**Assignment A**
In the passage on post-operative C. difficile infection, begin at the words "They found that" and stop after "reasonable.", swapping "oral antibiotics" for "oral antimicrobials".
**Assignment B**
Please carry on the passage about post-operative C. difficile infection after its final sentence.

**Excerpt provided**
┏━━

They found that the rate of post-operative C.
difficile colitis was 4.2% in the entire study population. The rate of
C. difficile infection was higher
in patients who received oral antibiotics (7.4%) compared with patients who did
not receive oral antibiotics (2.6%; P=.03). There were no
C. difficile-related mortalities.
Consequently they “recommended that oral nonabsorbable antibiotics not be
used in pre-operative bowel preparation regimens since post-operative
C. difficile infection can lead to
additional morbidity, length of stay, and hospital costs." Seems
reasonable.

┗━━

**Listed entries**
┏━━

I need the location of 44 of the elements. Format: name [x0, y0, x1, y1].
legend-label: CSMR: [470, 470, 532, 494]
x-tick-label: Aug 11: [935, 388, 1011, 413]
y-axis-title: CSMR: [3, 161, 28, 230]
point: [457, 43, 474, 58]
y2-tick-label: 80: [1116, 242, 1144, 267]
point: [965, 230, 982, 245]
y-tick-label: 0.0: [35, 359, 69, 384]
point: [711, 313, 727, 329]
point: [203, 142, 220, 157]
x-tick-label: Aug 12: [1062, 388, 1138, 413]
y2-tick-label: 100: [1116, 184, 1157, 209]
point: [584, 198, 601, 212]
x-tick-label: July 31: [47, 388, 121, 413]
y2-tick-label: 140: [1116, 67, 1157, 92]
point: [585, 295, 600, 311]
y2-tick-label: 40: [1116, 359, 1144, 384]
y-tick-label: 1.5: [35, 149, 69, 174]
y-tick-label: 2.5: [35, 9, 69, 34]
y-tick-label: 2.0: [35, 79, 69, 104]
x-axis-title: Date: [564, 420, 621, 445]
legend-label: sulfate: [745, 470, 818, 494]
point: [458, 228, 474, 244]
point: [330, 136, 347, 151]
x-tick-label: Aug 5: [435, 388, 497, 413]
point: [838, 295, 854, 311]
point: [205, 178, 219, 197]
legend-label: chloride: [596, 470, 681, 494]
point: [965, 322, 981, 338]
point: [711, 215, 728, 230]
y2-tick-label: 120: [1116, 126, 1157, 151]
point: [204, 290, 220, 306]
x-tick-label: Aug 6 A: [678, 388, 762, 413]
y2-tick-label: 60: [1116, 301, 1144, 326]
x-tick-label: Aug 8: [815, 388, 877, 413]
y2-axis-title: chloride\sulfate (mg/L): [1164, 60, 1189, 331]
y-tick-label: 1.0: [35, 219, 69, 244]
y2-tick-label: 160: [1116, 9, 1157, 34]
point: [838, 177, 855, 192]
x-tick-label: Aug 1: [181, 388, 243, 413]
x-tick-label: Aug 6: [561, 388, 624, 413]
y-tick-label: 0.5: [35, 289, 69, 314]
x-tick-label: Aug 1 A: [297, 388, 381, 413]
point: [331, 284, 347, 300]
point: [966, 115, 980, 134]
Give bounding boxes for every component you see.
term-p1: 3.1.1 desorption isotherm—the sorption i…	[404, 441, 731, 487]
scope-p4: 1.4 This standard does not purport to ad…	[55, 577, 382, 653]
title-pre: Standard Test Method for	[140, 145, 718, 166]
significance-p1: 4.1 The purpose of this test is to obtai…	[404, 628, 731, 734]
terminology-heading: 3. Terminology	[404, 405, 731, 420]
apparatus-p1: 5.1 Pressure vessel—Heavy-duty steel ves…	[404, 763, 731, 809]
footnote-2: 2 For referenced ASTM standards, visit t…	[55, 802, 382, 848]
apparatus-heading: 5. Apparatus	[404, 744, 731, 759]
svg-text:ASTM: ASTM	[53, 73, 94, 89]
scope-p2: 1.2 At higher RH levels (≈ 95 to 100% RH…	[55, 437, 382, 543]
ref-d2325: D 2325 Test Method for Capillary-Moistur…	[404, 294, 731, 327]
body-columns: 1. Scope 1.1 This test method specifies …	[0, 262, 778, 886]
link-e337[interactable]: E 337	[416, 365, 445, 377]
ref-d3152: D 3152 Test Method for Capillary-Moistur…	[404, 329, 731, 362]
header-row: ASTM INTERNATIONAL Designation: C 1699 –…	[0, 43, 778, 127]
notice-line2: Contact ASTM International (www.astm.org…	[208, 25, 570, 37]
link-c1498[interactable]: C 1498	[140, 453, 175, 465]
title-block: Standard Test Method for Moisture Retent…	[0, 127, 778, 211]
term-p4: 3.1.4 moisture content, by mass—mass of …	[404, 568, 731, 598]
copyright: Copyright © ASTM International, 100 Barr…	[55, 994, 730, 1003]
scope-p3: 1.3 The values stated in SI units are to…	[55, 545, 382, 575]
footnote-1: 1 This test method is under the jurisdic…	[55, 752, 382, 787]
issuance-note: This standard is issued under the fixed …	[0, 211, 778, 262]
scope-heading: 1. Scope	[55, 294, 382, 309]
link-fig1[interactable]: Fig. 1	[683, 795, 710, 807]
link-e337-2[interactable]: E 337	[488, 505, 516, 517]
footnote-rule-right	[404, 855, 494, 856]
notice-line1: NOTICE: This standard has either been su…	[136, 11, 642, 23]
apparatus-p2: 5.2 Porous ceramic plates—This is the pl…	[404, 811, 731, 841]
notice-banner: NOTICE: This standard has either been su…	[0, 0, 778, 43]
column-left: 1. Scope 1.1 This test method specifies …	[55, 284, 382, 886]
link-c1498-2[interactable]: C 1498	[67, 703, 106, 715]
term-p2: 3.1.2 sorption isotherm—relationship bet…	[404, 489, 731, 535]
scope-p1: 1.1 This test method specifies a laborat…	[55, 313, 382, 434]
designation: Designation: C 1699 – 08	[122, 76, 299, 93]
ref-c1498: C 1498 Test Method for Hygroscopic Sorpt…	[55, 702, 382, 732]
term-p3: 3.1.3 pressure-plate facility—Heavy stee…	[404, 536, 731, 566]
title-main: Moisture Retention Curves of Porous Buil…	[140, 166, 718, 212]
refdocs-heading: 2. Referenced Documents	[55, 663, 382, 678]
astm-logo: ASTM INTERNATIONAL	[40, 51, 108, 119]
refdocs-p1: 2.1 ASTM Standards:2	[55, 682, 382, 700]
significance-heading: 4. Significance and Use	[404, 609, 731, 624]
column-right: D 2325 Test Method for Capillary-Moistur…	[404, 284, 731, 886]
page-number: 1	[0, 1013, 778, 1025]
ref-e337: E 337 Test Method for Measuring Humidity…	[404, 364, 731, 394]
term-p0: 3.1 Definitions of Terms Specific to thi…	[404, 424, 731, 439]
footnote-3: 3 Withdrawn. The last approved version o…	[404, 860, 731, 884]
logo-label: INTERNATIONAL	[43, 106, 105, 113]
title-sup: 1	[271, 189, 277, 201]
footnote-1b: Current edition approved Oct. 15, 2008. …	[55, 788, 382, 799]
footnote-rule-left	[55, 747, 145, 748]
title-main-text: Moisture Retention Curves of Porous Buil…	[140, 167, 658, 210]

┗━━

**Written reply A**
They found that the rate of post-operative C.
difficile colitis was 4.2% in the entire study population. The rate of
C. difficile infection was higher
in patients who received oral antimicrobials (7.4%) compared with patients who did
not receive oral antimicrobials (2.6%; P=.03). There were no
C. difficile-related mortalities.
Consequently they “recommended that oral nonabsorbable antibiotics not be
used in pre-operative bowel preparation regimens since post-operative
C. difficile infection can lead to
additional morbidity, length of stay, and hospital costs." Seems
reasonable.

**Written reply B**
Arch Surg
2005;140:752–6
Vasodilator therapy in severe aortic regurgitationSevere aortic regurgitation is optimally treated by
aortic-valve replacement, otherwise the defect causes left ventricular volume
overload, leading to progressive dilatation of the chamber and eventual
deterioration in left ventricular function—and death. A suggestion was
made several years ago that vasodilator therapy could preserve left ventricular
function and delay the need for
surgery. This theory has been tested in a recent Spanish trial. They
randomly assigned 95 patients with asymptomatic severe aortic regurgitation and
normal left ventricular function to receive nifedipine, enalapril, or no
treatment, to identify the possible beneficial effects of vasodilator therapy on
left ventricular function. After a mean of seven years of follow-up, the rate of
aortic-valve replacement was similar among the groups: 39% in the control group,
50% in the enalapril group, and 41% in the nifedipine group (P=0.62).
Furthermore, such therapy did not reduce the aortic regurgitant volume, decrease
the size of the left ventricle, or improve left ventricular function.